- The exercise
Comb through the entries for "name" and pull out each line that holds it.

- Dataset rows about figures
_____
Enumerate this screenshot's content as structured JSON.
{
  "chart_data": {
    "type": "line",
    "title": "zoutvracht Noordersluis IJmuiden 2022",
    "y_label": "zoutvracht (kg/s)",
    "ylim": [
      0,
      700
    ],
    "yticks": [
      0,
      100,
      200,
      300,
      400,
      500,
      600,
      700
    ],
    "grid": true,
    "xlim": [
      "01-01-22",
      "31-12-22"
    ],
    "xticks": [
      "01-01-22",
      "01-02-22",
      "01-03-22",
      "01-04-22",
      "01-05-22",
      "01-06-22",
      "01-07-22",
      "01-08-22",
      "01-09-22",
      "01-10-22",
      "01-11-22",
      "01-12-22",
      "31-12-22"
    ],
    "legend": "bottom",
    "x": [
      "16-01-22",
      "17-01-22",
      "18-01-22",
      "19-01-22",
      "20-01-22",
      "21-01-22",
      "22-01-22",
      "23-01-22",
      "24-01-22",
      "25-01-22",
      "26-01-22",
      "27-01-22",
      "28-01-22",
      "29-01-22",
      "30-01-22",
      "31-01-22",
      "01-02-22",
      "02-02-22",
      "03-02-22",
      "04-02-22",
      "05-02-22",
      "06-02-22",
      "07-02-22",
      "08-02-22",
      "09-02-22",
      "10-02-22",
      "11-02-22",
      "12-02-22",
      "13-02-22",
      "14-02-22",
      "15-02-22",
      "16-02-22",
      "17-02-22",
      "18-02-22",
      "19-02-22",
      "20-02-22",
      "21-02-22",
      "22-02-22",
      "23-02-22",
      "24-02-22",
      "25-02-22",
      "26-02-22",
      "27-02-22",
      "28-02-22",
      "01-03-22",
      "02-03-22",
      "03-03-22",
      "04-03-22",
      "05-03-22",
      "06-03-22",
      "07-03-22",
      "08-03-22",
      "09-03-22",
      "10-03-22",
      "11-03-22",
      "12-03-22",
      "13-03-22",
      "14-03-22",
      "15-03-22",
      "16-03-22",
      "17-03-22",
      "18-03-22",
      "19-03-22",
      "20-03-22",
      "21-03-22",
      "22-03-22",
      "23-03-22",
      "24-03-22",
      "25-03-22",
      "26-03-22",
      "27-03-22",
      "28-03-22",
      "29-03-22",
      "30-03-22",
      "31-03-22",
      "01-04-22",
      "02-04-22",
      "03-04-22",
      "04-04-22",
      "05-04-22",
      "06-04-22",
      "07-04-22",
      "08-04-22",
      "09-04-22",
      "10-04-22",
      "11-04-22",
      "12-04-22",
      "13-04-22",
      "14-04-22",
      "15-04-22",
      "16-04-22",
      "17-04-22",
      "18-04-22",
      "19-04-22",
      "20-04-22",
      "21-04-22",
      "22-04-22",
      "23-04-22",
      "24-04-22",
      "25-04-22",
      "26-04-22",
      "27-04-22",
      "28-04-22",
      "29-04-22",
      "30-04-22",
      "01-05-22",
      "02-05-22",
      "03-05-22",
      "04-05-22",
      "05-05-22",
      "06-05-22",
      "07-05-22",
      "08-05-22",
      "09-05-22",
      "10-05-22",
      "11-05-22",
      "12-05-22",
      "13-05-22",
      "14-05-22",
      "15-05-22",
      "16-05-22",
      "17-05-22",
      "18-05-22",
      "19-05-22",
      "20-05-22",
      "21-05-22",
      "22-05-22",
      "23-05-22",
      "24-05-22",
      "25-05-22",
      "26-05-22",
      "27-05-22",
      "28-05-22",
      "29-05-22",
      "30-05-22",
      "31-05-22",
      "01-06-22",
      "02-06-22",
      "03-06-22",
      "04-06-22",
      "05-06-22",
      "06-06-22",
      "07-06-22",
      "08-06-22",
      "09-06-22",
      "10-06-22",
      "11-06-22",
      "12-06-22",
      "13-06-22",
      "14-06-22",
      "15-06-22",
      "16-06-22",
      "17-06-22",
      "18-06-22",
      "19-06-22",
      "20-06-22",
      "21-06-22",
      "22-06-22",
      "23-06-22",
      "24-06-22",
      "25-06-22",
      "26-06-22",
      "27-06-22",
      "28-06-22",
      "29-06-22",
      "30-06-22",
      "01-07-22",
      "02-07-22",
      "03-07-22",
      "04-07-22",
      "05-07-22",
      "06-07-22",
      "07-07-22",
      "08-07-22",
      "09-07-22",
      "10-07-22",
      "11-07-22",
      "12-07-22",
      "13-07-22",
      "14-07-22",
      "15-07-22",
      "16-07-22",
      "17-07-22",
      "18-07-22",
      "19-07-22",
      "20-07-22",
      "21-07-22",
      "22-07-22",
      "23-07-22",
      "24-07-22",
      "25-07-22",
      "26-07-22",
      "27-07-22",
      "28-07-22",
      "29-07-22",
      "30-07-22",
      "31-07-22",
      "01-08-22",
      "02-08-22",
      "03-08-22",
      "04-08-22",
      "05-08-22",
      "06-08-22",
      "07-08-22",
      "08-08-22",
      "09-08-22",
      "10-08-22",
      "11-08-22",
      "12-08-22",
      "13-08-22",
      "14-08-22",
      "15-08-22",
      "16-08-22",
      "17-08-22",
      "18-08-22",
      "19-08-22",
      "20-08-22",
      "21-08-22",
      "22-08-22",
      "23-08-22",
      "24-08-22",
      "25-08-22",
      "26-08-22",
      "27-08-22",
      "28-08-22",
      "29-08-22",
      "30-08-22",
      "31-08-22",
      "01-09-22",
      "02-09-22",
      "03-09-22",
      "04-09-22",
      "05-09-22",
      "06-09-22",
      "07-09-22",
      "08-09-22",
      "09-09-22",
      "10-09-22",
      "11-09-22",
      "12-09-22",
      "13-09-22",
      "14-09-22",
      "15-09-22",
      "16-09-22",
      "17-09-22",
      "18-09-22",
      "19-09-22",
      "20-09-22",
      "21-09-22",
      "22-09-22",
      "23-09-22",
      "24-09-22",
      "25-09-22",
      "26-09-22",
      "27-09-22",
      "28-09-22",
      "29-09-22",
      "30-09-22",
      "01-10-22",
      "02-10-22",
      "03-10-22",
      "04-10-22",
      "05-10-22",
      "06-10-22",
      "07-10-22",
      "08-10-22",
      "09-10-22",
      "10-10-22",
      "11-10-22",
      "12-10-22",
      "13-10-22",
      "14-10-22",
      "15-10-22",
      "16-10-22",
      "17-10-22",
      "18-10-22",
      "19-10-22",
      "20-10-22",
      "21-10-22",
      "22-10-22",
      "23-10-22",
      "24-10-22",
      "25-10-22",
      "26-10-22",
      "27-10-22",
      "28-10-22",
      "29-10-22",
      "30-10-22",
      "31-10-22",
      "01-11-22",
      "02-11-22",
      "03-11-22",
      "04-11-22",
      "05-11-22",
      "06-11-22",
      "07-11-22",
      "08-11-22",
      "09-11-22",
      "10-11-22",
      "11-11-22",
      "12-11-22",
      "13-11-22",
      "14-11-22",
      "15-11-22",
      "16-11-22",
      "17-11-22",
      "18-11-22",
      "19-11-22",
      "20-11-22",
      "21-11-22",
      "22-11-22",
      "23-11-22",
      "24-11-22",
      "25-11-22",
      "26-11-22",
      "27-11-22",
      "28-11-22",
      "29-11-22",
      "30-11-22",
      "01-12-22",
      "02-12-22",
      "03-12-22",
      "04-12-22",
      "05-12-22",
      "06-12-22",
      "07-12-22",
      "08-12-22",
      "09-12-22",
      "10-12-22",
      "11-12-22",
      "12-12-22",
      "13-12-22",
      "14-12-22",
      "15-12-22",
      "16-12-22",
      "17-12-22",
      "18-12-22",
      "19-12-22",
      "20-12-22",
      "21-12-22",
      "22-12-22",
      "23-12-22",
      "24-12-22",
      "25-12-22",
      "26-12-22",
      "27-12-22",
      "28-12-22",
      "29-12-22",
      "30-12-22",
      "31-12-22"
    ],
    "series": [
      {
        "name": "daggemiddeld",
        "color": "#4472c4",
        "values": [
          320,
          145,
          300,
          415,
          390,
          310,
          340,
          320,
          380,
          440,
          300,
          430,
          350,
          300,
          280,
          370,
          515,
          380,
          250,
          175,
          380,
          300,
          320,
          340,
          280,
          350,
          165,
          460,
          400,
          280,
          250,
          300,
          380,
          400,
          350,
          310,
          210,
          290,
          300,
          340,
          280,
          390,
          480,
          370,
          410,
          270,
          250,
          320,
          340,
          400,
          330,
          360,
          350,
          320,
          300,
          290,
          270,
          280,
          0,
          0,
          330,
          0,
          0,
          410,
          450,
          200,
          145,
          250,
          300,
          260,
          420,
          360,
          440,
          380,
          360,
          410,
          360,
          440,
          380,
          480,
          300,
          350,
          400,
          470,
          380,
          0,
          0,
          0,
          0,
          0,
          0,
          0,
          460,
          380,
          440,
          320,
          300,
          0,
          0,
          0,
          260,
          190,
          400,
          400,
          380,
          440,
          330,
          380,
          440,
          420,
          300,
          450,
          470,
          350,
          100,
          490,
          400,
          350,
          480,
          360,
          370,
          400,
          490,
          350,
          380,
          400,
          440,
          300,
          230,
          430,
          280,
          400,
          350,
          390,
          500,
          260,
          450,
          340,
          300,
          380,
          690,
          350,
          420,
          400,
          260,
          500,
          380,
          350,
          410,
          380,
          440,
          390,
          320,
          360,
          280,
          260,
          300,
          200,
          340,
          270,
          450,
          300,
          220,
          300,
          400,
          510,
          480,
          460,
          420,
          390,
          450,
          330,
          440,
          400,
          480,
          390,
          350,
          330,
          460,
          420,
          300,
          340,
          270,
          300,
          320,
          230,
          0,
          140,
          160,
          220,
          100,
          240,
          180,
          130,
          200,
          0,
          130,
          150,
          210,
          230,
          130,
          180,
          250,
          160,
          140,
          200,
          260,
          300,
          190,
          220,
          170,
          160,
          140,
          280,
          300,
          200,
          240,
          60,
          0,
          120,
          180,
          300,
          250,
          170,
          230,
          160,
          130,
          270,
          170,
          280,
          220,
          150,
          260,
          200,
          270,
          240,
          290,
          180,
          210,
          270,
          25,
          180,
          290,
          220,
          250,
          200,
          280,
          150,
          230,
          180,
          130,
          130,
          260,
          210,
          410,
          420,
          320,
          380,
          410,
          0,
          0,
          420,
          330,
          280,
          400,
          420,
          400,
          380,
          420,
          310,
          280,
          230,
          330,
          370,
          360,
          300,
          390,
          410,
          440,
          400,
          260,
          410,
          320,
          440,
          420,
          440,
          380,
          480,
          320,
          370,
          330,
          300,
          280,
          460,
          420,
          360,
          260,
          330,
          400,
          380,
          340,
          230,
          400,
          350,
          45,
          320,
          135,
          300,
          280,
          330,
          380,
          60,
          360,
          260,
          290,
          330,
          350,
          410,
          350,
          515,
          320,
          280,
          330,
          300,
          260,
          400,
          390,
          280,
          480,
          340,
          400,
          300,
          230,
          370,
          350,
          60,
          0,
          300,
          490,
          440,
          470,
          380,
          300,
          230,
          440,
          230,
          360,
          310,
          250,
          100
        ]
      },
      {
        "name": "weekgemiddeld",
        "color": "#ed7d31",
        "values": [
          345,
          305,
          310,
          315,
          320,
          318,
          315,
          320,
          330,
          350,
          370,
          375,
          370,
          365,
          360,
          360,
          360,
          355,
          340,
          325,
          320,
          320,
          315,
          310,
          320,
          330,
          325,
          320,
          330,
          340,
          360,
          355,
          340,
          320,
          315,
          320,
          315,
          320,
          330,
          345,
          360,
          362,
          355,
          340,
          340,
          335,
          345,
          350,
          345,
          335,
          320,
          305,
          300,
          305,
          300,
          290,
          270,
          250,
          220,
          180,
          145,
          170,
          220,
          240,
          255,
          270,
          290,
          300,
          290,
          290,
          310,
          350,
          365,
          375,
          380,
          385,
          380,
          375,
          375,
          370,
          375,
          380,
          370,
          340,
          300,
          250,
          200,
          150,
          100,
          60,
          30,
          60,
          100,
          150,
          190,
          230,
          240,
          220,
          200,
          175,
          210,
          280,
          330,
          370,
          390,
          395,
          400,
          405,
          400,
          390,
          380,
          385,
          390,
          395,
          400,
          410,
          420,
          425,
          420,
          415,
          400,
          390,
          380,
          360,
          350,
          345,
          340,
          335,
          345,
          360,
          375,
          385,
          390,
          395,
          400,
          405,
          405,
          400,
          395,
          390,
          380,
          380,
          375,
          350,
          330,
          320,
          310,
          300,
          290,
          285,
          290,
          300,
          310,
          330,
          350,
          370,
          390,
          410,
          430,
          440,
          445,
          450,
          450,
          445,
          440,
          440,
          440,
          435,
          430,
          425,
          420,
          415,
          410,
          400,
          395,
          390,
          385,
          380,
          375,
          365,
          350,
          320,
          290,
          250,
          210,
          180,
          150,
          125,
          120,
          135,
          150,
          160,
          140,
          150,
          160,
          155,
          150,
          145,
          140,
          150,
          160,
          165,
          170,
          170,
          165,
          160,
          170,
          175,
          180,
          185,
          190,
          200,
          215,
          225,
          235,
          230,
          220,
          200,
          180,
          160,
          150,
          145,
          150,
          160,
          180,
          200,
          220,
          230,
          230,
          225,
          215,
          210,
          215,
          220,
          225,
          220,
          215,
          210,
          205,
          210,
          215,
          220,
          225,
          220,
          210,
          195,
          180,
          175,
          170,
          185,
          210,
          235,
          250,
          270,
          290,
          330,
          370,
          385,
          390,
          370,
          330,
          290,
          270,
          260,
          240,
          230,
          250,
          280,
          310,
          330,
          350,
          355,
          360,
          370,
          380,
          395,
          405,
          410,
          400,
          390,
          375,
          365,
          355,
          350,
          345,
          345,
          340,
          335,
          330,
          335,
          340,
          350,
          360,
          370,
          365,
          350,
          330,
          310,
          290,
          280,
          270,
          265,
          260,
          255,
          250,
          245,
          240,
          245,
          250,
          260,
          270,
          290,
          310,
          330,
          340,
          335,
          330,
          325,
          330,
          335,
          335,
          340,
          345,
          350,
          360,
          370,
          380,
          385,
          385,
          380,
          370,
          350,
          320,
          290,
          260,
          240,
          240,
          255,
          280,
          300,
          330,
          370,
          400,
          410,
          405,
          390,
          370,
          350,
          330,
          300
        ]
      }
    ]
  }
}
_____
- Result for this task
        "name": "daggemiddeld",
        "name": "weekgemiddeld",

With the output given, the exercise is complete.